Stored items from a collection:
------------------------------------------------

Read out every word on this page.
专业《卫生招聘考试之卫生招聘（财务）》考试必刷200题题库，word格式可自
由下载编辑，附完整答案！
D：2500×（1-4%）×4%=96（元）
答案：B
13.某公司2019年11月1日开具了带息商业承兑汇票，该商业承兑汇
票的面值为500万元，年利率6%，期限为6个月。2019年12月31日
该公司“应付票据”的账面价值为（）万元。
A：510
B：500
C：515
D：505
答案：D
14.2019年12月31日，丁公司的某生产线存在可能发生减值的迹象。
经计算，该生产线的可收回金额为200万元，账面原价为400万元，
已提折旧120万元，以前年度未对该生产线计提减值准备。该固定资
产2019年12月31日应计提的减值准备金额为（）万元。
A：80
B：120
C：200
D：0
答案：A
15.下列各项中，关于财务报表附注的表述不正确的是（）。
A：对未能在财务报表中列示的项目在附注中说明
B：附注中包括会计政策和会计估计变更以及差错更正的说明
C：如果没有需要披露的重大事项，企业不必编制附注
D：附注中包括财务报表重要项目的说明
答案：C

------------------------------------------------

Set exercise:
Could you reproduce every record above exactly as it appears?

Solution for this task:
Read out every word on this page.
专业《卫生招聘考试之卫生招聘（财务）》考试必刷200题题库，word格式可自
由下载编辑，附完整答案！
D：2500×（1-4%）×4%=96（元）
答案：B
13.某公司2019年11月1日开具了带息商业承兑汇票，该商业承兑汇
票的面值为500万元，年利率6%，期限为6个月。2019年12月31日
该公司“应付票据”的账面价值为（）万元。
A：510
B：500
C：515
D：505
答案：D
14.2019年12月31日，丁公司的某生产线存在可能发生减值的迹象。
经计算，该生产线的可收回金额为200万元，账面原价为400万元，
已提折旧120万元，以前年度未对该生产线计提减值准备。该固定资
产2019年12月31日应计提的减值准备金额为（）万元。
A：80
B：120
C：200
D：0
答案：A
15.下列各项中，关于财务报表附注的表述不正确的是（）。
A：对未能在财务报表中列示的项目在附注中说明
B：附注中包括会计政策和会计估计变更以及差错更正的说明
C：如果没有需要披露的重大事项，企业不必编制附注
D：附注中包括财务报表重要项目的说明
答案：C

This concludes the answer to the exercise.